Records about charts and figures
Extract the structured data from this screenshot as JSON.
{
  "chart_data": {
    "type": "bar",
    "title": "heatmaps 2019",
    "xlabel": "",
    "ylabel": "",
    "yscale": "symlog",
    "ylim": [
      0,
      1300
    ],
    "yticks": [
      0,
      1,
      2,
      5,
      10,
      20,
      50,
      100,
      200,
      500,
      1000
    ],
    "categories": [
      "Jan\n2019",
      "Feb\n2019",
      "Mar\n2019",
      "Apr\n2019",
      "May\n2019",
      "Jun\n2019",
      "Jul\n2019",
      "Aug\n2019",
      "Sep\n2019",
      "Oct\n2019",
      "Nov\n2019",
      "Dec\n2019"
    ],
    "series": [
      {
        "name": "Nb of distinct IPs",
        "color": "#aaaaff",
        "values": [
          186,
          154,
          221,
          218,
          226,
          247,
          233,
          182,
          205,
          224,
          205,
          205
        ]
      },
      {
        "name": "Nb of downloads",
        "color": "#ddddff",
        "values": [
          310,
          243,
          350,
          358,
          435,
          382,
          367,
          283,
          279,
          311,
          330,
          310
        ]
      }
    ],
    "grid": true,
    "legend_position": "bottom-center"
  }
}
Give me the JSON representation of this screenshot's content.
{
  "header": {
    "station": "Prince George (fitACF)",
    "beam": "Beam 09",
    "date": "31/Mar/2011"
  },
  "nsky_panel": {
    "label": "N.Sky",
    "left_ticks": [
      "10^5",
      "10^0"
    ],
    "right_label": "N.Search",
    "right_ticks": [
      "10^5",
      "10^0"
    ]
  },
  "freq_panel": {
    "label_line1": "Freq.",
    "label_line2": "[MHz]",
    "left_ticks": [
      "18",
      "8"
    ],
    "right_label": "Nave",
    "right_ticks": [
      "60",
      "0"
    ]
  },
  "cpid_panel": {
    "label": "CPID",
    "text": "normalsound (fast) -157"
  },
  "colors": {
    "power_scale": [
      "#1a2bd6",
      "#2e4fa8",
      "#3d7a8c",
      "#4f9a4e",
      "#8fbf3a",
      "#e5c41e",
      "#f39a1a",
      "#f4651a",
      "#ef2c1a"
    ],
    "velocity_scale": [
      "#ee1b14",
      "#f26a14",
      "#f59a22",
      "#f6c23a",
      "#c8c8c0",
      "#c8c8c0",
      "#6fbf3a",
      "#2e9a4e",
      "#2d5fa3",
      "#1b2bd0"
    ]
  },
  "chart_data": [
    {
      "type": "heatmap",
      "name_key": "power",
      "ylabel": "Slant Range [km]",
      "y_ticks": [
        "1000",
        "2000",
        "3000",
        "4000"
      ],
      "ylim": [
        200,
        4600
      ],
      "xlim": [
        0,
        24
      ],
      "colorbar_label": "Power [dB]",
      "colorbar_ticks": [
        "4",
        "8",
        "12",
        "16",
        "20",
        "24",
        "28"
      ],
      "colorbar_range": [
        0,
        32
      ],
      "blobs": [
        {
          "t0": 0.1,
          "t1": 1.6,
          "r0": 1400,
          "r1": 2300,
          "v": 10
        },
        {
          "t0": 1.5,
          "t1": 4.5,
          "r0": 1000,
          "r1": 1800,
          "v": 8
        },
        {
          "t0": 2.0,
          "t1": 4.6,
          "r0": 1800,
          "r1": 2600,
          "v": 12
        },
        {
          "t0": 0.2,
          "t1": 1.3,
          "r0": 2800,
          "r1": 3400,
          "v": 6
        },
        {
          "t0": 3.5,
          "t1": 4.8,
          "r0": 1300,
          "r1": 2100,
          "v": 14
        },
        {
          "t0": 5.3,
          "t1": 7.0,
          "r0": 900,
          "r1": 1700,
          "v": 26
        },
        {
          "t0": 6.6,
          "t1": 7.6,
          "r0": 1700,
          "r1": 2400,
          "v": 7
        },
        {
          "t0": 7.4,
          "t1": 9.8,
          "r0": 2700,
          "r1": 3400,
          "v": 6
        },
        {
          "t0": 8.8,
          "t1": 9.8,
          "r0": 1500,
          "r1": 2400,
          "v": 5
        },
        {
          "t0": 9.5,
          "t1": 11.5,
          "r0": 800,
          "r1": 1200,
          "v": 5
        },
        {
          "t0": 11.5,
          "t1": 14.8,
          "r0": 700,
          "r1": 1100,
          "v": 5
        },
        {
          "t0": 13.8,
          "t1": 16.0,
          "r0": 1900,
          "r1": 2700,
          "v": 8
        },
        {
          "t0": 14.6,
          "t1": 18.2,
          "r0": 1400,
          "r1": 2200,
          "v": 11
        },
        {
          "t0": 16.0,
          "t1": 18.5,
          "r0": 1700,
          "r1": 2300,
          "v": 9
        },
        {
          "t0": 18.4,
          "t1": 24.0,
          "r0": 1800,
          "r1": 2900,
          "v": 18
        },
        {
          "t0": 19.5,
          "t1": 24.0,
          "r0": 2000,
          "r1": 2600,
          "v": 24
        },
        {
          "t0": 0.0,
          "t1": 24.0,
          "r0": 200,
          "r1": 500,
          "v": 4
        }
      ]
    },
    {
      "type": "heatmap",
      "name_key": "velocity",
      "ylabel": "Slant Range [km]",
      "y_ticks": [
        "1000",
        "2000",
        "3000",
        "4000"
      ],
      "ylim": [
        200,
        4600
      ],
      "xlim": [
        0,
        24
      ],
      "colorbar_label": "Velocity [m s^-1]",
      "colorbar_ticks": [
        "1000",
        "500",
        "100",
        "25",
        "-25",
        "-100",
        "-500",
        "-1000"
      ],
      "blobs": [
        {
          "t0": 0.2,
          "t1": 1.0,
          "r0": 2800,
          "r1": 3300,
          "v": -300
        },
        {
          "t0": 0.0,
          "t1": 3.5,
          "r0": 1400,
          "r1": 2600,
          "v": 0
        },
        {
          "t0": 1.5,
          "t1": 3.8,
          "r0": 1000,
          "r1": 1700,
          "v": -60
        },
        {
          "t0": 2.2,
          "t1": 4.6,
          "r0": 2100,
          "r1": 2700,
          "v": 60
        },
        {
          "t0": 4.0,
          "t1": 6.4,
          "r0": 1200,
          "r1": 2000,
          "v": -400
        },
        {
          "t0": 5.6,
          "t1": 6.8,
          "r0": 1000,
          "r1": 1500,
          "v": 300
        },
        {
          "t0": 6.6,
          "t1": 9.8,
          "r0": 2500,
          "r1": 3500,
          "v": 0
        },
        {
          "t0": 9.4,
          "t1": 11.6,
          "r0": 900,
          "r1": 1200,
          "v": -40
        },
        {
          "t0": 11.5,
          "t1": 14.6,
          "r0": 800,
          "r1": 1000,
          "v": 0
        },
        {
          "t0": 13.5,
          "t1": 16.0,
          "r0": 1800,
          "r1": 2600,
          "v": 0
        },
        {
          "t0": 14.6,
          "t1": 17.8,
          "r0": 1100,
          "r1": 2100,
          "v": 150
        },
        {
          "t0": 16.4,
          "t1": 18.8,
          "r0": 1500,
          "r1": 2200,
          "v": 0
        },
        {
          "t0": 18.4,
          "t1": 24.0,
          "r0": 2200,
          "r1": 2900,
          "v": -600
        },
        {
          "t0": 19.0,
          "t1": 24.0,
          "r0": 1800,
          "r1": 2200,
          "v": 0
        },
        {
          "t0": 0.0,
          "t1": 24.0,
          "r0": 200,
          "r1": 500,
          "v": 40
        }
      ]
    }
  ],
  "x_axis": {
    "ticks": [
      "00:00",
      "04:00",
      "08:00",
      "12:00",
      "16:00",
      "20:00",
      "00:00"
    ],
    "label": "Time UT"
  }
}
--
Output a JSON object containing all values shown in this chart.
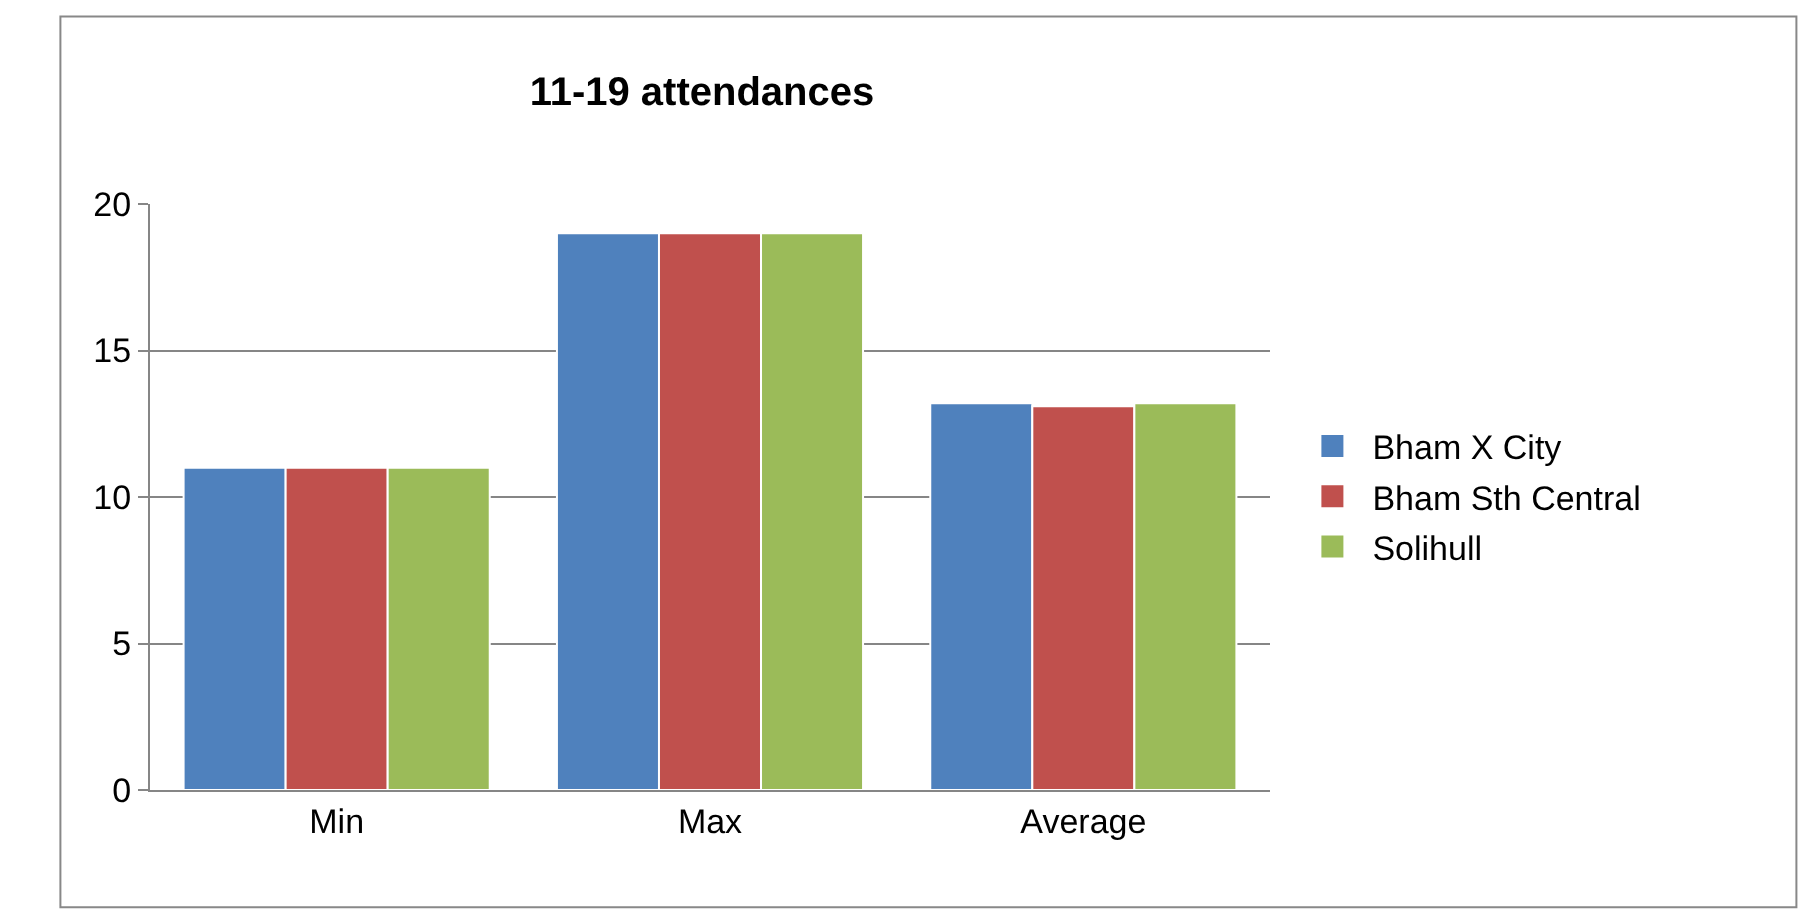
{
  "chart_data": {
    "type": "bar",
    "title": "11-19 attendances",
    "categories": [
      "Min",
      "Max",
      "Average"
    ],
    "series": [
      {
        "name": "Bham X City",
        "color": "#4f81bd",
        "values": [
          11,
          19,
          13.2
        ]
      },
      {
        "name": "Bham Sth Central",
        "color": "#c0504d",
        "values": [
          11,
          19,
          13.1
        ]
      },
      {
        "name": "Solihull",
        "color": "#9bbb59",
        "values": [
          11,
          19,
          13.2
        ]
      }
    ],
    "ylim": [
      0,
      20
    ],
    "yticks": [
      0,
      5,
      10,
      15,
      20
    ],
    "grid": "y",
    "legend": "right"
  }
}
==
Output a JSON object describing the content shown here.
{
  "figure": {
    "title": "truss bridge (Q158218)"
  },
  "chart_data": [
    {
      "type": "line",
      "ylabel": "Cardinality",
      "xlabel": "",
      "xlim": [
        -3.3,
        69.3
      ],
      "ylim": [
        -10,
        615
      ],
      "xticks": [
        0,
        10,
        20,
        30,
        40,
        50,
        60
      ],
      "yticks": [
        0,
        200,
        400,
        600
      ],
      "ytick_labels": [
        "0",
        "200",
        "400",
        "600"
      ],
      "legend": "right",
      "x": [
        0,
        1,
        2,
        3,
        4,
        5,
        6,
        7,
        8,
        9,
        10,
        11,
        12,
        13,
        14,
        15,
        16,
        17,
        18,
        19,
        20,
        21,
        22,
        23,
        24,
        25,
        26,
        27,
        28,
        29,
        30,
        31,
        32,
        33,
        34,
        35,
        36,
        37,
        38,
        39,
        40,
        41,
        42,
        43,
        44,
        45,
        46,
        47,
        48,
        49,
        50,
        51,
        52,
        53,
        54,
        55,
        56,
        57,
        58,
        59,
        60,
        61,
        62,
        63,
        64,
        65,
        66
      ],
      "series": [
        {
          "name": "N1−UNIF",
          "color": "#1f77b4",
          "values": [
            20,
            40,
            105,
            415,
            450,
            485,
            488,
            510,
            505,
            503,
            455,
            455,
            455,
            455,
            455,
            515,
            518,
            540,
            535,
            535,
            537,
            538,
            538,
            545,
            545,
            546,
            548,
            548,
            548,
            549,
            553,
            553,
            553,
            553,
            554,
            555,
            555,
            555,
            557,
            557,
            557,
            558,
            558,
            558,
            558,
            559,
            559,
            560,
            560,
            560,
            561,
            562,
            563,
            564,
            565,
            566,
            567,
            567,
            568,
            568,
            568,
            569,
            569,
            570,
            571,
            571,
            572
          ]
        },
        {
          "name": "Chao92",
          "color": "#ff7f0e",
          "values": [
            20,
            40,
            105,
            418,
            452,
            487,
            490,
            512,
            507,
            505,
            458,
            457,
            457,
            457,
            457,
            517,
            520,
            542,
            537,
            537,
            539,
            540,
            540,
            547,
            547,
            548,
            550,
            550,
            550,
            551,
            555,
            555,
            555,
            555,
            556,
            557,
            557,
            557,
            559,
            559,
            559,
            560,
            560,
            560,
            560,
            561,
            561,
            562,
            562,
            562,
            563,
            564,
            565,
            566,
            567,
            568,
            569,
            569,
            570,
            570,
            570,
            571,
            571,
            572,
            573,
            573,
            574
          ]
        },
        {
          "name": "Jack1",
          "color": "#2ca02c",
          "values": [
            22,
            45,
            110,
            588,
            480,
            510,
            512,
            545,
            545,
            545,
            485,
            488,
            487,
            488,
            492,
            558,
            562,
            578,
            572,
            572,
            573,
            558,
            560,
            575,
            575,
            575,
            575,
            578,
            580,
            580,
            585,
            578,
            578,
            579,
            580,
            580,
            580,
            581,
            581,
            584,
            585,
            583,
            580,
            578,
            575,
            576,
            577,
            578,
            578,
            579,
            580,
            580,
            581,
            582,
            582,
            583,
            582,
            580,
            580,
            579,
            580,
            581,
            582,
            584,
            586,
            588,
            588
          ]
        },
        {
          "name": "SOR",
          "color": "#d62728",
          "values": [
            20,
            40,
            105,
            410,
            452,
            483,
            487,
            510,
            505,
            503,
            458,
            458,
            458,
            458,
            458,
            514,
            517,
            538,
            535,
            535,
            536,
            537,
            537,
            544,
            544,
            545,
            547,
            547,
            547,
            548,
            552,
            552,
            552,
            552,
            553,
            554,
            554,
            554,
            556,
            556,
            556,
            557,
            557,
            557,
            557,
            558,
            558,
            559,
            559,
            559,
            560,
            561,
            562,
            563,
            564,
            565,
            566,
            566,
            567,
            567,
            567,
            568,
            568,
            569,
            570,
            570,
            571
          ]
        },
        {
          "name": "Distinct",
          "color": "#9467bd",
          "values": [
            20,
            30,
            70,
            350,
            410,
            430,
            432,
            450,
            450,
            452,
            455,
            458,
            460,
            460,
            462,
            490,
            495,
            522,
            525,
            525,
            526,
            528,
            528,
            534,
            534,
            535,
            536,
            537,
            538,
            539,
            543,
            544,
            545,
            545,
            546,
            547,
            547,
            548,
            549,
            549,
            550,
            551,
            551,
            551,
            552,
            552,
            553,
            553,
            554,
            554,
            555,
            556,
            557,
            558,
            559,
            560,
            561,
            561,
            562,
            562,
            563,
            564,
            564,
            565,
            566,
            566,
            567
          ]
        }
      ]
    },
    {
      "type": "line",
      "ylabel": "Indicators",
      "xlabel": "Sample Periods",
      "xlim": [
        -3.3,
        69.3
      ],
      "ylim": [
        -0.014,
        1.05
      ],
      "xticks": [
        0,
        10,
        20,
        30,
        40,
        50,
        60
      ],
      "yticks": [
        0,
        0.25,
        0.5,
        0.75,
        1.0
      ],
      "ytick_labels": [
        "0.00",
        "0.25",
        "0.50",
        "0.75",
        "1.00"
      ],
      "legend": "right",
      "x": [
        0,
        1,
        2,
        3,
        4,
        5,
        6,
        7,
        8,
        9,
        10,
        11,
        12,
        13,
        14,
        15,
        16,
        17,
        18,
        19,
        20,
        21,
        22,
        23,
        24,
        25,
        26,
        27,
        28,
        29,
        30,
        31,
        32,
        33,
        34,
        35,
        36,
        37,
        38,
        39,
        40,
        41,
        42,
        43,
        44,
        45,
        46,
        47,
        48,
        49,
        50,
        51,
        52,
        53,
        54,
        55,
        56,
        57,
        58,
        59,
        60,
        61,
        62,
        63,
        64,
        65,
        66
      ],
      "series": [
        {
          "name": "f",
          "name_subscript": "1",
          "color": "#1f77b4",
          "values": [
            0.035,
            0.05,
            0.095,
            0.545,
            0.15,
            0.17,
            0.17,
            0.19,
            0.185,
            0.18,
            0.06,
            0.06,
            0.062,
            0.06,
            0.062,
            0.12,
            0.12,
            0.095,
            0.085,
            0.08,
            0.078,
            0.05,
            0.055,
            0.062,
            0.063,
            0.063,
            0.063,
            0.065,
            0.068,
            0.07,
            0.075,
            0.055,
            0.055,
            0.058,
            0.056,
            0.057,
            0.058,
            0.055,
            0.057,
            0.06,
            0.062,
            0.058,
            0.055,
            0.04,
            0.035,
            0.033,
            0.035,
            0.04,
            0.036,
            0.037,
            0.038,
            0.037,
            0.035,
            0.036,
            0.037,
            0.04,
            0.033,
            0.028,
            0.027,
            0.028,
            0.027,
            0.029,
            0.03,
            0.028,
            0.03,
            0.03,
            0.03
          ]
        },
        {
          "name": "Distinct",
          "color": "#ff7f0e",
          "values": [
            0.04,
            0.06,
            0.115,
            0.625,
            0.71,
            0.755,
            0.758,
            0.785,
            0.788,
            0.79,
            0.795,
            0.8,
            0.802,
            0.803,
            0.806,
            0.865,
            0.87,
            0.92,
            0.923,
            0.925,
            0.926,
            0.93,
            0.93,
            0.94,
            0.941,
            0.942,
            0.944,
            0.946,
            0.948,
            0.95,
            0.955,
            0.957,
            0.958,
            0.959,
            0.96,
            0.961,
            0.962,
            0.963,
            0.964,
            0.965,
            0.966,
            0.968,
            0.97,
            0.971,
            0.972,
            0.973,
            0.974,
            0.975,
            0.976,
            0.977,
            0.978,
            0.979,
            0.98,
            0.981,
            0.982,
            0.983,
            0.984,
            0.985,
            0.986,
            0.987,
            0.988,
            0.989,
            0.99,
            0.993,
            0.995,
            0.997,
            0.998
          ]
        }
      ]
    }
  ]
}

WRITTEN REQUEST
Which lines include the word "content"? List them all.

ANSWER TO THIS TASK
Give me the JSON representation of this screenshot's content.
Output a JSON object describing the content shown here.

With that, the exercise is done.